Leave out the pictures and repeat every record exactly.

╭──

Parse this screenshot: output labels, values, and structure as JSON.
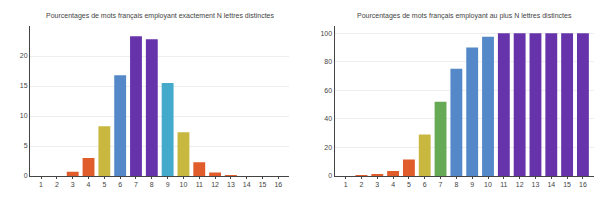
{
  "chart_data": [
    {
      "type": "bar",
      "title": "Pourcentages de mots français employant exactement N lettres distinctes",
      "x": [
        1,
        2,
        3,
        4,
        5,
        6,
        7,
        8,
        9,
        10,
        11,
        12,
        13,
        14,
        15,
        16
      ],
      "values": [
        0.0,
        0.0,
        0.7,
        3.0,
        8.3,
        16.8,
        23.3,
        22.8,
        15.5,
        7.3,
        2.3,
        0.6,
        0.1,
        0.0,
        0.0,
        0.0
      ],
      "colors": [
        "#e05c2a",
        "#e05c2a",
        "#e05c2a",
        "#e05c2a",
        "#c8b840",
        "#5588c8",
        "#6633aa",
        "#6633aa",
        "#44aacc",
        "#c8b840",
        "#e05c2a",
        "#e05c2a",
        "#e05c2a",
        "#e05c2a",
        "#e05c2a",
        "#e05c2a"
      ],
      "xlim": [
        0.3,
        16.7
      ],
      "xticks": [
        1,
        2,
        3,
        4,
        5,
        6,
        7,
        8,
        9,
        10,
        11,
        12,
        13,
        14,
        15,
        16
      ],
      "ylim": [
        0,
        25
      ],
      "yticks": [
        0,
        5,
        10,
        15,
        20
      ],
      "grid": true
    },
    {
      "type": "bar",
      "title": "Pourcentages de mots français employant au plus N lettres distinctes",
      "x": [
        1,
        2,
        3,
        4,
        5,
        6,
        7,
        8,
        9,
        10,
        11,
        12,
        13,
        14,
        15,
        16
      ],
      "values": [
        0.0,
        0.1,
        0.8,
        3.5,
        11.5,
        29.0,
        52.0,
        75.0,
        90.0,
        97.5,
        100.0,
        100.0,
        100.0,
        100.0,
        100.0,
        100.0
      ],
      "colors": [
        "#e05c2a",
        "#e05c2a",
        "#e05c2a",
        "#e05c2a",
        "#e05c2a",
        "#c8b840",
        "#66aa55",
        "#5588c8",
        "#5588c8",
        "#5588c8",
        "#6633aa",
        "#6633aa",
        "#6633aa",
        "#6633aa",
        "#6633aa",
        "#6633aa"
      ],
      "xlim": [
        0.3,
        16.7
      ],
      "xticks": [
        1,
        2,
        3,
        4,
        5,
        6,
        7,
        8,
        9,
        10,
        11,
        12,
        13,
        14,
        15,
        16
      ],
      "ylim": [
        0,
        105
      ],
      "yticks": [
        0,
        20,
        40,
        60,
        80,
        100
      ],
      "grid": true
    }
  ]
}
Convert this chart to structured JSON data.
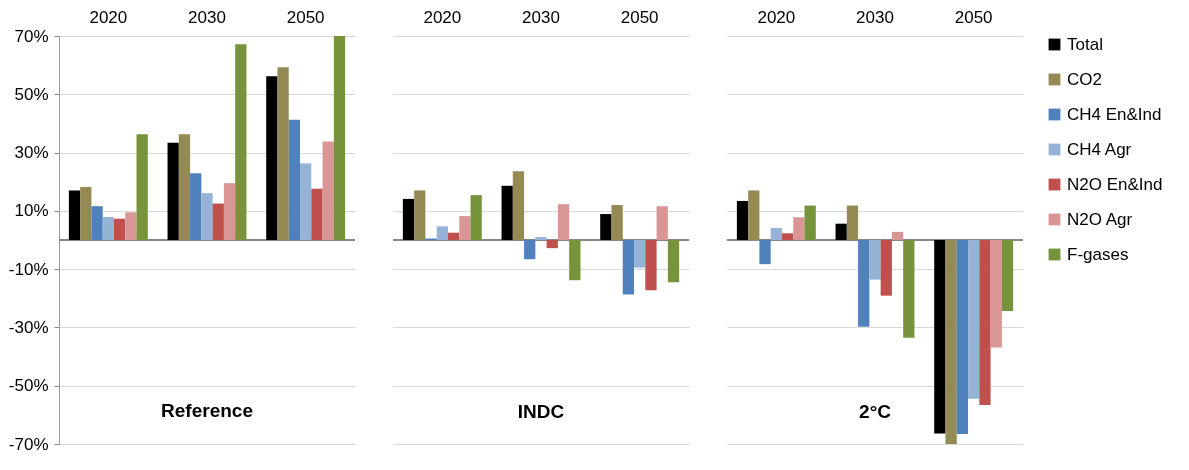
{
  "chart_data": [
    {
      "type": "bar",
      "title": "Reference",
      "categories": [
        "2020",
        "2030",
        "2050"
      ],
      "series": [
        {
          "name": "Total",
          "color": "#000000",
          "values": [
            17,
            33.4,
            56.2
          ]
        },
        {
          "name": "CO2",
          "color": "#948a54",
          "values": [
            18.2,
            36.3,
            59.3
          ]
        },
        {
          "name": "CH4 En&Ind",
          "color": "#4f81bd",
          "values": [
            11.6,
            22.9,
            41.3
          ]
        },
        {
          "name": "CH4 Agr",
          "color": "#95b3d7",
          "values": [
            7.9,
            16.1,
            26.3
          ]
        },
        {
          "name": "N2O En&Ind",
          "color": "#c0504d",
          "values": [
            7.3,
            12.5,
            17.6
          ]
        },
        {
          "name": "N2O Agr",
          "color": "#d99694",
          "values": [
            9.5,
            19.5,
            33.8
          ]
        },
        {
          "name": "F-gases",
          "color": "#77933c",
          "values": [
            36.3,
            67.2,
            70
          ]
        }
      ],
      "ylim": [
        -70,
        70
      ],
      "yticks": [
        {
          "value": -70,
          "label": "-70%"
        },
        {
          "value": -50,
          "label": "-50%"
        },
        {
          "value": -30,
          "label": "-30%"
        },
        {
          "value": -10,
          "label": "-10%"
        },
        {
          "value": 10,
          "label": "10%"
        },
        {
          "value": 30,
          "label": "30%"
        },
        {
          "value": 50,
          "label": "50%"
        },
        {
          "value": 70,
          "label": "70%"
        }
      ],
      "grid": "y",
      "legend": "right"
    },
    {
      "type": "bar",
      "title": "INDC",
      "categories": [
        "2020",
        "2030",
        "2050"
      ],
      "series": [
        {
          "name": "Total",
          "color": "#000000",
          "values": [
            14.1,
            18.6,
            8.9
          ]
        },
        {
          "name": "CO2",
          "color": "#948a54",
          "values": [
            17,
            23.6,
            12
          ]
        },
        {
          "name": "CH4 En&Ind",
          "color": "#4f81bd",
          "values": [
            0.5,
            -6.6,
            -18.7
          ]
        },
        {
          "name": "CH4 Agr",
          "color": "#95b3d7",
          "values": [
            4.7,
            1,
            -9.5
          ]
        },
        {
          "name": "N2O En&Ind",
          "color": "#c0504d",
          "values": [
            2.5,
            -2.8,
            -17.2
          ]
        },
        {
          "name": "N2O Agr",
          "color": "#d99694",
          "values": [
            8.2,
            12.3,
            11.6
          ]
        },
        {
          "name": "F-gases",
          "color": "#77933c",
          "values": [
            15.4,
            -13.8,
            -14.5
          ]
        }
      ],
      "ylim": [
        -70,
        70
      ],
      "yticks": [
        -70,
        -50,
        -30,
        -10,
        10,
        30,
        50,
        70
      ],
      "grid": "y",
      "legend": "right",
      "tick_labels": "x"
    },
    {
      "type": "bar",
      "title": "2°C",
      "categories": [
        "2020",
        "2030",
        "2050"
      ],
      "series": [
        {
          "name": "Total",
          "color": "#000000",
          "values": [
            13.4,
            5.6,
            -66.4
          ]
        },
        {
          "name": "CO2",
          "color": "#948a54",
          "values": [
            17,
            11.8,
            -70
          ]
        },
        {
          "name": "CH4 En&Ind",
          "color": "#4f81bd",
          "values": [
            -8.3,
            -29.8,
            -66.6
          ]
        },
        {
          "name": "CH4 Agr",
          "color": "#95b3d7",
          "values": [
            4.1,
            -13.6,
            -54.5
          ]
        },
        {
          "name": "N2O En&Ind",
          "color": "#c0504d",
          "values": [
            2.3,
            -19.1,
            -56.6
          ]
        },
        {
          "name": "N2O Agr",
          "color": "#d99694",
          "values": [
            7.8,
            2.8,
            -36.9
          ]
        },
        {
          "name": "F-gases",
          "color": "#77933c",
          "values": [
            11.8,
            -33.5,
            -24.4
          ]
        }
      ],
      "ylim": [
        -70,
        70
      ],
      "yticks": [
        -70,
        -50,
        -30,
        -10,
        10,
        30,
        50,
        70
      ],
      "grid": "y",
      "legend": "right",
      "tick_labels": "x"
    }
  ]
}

╰──

ANSWER IN FULL:
Parse this screenshot: output labels, values, and structure as JSON.
{
  "chart_data": [
    {
      "type": "bar",
      "title": "Pourcentages de mots français employant exactement N lettres distinctes",
      "x": [
        1,
        2,
        3,
        4,
        5,
        6,
        7,
        8,
        9,
        10,
        11,
        12,
        13,
        14,
        15,
        16
      ],
      "values": [
        0.0,
        0.0,
        0.7,
        3.0,
        8.3,
        16.8,
        23.3,
        22.8,
        15.5,
        7.3,
        2.3,
        0.6,
        0.1,
        0.0,
        0.0,
        0.0
      ],
      "colors": [
        "#e05c2a",
        "#e05c2a",
        "#e05c2a",
        "#e05c2a",
        "#c8b840",
        "#5588c8",
        "#6633aa",
        "#6633aa",
        "#44aacc",
        "#c8b840",
        "#e05c2a",
        "#e05c2a",
        "#e05c2a",
        "#e05c2a",
        "#e05c2a",
        "#e05c2a"
      ],
      "xlim": [
        0.3,
        16.7
      ],
      "xticks": [
        1,
        2,
        3,
        4,
        5,
        6,
        7,
        8,
        9,
        10,
        11,
        12,
        13,
        14,
        15,
        16
      ],
      "ylim": [
        0,
        25
      ],
      "yticks": [
        0,
        5,
        10,
        15,
        20
      ],
      "grid": true
    },
    {
      "type": "bar",
      "title": "Pourcentages de mots français employant au plus N lettres distinctes",
      "x": [
        1,
        2,
        3,
        4,
        5,
        6,
        7,
        8,
        9,
        10,
        11,
        12,
        13,
        14,
        15,
        16
      ],
      "values": [
        0.0,
        0.1,
        0.8,
        3.5,
        11.5,
        29.0,
        52.0,
        75.0,
        90.0,
        97.5,
        100.0,
        100.0,
        100.0,
        100.0,
        100.0,
        100.0
      ],
      "colors": [
        "#e05c2a",
        "#e05c2a",
        "#e05c2a",
        "#e05c2a",
        "#e05c2a",
        "#c8b840",
        "#66aa55",
        "#5588c8",
        "#5588c8",
        "#5588c8",
        "#6633aa",
        "#6633aa",
        "#6633aa",
        "#6633aa",
        "#6633aa",
        "#6633aa"
      ],
      "xlim": [
        0.3,
        16.7
      ],
      "xticks": [
        1,
        2,
        3,
        4,
        5,
        6,
        7,
        8,
        9,
        10,
        11,
        12,
        13,
        14,
        15,
        16
      ],
      "ylim": [
        0,
        105
      ],
      "yticks": [
        0,
        20,
        40,
        60,
        80,
        100
      ],
      "grid": true
    }
  ]
}
Convert this chart to structured JSON data.
{
  "chart_data": [
    {
      "type": "bar",
      "title": "Reference",
      "categories": [
        "2020",
        "2030",
        "2050"
      ],
      "series": [
        {
          "name": "Total",
          "color": "#000000",
          "values": [
            17,
            33.4,
            56.2
          ]
        },
        {
          "name": "CO2",
          "color": "#948a54",
          "values": [
            18.2,
            36.3,
            59.3
          ]
        },
        {
          "name": "CH4 En&Ind",
          "color": "#4f81bd",
          "values": [
            11.6,
            22.9,
            41.3
          ]
        },
        {
          "name": "CH4 Agr",
          "color": "#95b3d7",
          "values": [
            7.9,
            16.1,
            26.3
          ]
        },
        {
          "name": "N2O En&Ind",
          "color": "#c0504d",
          "values": [
            7.3,
            12.5,
            17.6
          ]
        },
        {
          "name": "N2O Agr",
          "color": "#d99694",
          "values": [
            9.5,
            19.5,
            33.8
          ]
        },
        {
          "name": "F-gases",
          "color": "#77933c",
          "values": [
            36.3,
            67.2,
            70
          ]
        }
      ],
      "ylim": [
        -70,
        70
      ],
      "yticks": [
        {
          "value": -70,
          "label": "-70%"
        },
        {
          "value": -50,
          "label": "-50%"
        },
        {
          "value": -30,
          "label": "-30%"
        },
        {
          "value": -10,
          "label": "-10%"
        },
        {
          "value": 10,
          "label": "10%"
        },
        {
          "value": 30,
          "label": "30%"
        },
        {
          "value": 50,
          "label": "50%"
        },
        {
          "value": 70,
          "label": "70%"
        }
      ],
      "grid": "y",
      "legend": "right"
    },
    {
      "type": "bar",
      "title": "INDC",
      "categories": [
        "2020",
        "2030",
        "2050"
      ],
      "series": [
        {
          "name": "Total",
          "color": "#000000",
          "values": [
            14.1,
            18.6,
            8.9
          ]
        },
        {
          "name": "CO2",
          "color": "#948a54",
          "values": [
            17,
            23.6,
            12
          ]
        },
        {
          "name": "CH4 En&Ind",
          "color": "#4f81bd",
          "values": [
            0.5,
            -6.6,
            -18.7
          ]
        },
        {
          "name": "CH4 Agr",
          "color": "#95b3d7",
          "values": [
            4.7,
            1,
            -9.5
          ]
        },
        {
          "name": "N2O En&Ind",
          "color": "#c0504d",
          "values": [
            2.5,
            -2.8,
            -17.2
          ]
        },
        {
          "name": "N2O Agr",
          "color": "#d99694",
          "values": [
            8.2,
            12.3,
            11.6
          ]
        },
        {
          "name": "F-gases",
          "color": "#77933c",
          "values": [
            15.4,
            -13.8,
            -14.5
          ]
        }
      ],
      "ylim": [
        -70,
        70
      ],
      "yticks": [
        -70,
        -50,
        -30,
        -10,
        10,
        30,
        50,
        70
      ],
      "grid": "y",
      "legend": "right",
      "tick_labels": "x"
    },
    {
      "type": "bar",
      "title": "2°C",
      "categories": [
        "2020",
        "2030",
        "2050"
      ],
      "series": [
        {
          "name": "Total",
          "color": "#000000",
          "values": [
            13.4,
            5.6,
            -66.4
          ]
        },
        {
          "name": "CO2",
          "color": "#948a54",
          "values": [
            17,
            11.8,
            -70
          ]
        },
        {
          "name": "CH4 En&Ind",
          "color": "#4f81bd",
          "values": [
            -8.3,
            -29.8,
            -66.6
          ]
        },
        {
          "name": "CH4 Agr",
          "color": "#95b3d7",
          "values": [
            4.1,
            -13.6,
            -54.5
          ]
        },
        {
          "name": "N2O En&Ind",
          "color": "#c0504d",
          "values": [
            2.3,
            -19.1,
            -56.6
          ]
        },
        {
          "name": "N2O Agr",
          "color": "#d99694",
          "values": [
            7.8,
            2.8,
            -36.9
          ]
        },
        {
          "name": "F-gases",
          "color": "#77933c",
          "values": [
            11.8,
            -33.5,
            -24.4
          ]
        }
      ],
      "ylim": [
        -70,
        70
      ],
      "yticks": [
        -70,
        -50,
        -30,
        -10,
        10,
        30,
        50,
        70
      ],
      "grid": "y",
      "legend": "right",
      "tick_labels": "x"
    }
  ]
}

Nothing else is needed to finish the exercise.